-- BEGIN --

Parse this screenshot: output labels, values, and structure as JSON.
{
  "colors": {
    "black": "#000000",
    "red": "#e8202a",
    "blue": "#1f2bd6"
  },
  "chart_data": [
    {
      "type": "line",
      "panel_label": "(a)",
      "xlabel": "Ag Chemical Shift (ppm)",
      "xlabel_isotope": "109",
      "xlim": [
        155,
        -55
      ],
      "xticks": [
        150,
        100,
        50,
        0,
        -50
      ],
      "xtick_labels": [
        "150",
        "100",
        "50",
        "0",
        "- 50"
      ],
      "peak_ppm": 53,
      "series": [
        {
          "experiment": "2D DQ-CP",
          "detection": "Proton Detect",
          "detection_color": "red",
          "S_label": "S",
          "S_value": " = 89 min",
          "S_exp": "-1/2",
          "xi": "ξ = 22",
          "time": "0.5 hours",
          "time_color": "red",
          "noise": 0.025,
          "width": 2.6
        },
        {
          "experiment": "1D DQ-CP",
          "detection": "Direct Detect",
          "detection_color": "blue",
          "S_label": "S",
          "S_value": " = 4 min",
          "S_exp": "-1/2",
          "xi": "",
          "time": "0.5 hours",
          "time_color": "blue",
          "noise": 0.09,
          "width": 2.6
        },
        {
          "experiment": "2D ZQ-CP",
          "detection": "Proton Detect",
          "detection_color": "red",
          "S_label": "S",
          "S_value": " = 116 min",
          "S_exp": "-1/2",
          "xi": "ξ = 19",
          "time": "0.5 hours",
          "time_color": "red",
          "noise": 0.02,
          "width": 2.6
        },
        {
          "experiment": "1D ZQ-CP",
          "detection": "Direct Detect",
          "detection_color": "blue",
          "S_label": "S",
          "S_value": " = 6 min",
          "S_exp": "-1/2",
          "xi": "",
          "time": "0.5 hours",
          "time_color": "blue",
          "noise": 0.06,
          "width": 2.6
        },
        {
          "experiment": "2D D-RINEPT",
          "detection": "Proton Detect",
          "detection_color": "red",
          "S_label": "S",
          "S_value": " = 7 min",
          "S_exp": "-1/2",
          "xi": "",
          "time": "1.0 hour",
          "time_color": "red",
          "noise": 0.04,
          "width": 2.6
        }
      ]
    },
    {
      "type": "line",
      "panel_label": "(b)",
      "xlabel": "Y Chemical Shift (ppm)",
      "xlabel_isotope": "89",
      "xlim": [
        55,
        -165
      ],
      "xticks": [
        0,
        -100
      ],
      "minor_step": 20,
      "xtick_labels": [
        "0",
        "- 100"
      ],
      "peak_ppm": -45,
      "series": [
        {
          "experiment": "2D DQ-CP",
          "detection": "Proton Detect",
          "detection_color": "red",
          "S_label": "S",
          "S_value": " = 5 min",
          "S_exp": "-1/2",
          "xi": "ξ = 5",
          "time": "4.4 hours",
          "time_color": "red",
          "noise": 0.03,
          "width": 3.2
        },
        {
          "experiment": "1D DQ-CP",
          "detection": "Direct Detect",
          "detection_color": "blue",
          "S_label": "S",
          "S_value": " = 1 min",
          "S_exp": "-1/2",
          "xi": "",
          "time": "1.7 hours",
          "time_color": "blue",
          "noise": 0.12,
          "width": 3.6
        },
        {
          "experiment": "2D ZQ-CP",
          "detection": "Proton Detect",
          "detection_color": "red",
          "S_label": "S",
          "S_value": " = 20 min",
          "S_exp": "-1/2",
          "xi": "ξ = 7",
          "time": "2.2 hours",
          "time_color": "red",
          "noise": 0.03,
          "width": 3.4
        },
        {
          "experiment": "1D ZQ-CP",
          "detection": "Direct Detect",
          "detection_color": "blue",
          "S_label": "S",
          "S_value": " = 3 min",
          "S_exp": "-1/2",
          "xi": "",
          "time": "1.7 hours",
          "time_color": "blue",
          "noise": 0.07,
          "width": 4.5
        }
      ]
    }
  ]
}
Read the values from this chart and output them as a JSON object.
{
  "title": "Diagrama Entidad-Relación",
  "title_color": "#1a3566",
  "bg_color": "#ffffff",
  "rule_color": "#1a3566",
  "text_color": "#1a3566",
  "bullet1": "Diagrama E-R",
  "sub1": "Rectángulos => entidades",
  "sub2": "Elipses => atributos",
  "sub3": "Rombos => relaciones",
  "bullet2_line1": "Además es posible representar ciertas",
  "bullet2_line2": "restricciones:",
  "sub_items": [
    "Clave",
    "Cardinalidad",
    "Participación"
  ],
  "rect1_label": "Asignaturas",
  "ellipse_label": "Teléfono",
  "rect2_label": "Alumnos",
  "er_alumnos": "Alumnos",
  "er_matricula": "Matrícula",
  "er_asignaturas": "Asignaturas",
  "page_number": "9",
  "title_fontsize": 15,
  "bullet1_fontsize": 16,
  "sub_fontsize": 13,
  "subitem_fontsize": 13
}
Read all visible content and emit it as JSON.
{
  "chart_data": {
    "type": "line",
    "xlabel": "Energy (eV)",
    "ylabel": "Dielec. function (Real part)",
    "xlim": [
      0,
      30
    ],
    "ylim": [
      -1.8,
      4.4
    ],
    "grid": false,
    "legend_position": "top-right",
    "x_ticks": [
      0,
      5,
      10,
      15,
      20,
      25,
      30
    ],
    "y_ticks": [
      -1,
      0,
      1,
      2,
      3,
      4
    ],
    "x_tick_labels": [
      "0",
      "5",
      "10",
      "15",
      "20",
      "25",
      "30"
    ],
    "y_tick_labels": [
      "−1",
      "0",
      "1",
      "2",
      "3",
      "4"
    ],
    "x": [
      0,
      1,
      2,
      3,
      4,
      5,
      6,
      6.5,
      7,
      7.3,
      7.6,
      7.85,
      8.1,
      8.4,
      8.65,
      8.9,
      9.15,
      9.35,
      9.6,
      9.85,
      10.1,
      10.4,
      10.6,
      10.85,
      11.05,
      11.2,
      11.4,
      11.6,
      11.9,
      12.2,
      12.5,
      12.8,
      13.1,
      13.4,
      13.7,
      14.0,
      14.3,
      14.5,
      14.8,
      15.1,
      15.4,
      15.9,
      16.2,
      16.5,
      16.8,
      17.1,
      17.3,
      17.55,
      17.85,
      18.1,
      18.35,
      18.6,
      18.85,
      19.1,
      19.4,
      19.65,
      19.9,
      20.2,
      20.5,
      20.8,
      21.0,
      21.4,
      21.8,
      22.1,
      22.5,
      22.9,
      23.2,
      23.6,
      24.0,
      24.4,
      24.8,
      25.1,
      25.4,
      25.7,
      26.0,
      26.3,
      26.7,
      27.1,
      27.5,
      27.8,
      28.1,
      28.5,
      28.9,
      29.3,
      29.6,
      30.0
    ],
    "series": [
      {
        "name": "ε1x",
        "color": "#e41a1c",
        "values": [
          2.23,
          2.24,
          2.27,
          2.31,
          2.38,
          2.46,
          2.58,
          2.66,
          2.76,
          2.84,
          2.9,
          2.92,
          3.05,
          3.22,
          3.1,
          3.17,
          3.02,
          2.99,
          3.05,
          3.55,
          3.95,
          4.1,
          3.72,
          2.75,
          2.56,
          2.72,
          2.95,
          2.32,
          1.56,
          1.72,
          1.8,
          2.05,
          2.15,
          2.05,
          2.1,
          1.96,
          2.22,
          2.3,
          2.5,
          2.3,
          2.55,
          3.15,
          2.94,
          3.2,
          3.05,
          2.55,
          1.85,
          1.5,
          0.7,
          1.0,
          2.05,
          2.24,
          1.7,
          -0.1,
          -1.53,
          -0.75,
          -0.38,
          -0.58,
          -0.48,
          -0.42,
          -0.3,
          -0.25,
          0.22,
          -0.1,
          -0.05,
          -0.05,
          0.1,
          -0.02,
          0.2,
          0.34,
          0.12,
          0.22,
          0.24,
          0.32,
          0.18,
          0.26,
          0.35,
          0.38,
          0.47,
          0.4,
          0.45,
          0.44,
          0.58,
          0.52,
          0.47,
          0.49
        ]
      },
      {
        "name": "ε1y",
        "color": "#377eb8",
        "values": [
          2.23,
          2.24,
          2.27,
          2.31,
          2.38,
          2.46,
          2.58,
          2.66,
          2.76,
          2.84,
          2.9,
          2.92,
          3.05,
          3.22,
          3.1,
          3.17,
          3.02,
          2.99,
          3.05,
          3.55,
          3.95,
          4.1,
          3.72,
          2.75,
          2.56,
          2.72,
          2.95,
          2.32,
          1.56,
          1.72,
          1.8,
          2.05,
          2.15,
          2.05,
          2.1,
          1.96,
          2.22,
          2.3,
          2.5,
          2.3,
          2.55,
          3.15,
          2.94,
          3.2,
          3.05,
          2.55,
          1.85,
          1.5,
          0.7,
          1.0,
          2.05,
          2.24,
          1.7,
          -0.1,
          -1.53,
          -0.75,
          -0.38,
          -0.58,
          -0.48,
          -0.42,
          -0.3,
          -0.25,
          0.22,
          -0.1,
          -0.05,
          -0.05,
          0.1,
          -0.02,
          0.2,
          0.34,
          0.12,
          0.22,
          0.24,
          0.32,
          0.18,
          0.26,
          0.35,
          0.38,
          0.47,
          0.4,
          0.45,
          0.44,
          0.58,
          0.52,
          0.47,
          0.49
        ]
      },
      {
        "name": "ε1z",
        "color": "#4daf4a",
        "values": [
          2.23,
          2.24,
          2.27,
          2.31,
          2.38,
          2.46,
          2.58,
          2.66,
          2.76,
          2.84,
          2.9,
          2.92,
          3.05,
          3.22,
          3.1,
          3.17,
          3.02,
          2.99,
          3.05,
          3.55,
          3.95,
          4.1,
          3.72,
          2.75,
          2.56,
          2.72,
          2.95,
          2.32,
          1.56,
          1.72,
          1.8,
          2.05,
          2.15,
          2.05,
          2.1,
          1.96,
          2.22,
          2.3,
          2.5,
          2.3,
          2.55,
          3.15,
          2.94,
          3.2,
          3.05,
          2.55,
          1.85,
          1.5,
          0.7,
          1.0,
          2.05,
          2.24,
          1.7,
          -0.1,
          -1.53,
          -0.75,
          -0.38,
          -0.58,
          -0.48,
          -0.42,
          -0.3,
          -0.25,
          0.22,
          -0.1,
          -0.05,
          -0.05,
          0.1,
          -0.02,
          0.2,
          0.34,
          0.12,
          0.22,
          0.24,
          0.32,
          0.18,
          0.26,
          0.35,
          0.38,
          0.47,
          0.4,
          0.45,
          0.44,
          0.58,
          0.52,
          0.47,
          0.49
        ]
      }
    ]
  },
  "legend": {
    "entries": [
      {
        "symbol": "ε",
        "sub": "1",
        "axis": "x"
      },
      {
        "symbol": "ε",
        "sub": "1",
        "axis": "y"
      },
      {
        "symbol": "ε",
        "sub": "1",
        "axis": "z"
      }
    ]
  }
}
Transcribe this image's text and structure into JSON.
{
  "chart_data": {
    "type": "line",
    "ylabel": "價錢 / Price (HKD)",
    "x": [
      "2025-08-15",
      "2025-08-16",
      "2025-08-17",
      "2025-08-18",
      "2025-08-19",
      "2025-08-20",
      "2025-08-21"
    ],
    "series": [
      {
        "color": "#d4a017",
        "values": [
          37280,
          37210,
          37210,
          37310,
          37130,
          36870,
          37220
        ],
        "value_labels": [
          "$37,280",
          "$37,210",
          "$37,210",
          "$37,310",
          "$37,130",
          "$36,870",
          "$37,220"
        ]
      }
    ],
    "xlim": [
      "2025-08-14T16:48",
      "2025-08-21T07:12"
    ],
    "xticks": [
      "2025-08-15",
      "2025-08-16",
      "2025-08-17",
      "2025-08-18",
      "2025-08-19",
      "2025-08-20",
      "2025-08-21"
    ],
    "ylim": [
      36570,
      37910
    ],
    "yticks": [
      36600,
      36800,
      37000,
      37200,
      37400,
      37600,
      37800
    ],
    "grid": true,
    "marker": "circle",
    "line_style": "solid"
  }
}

-- END --

= DIRECTIVE =
Show, from the listing above, each line that contains the word "output".

= ANSWER TO THIS PROBLEM =
Parse this screenshot: output labels, values, and structure as JSON.
Read the values from this chart and output them as a JSON object.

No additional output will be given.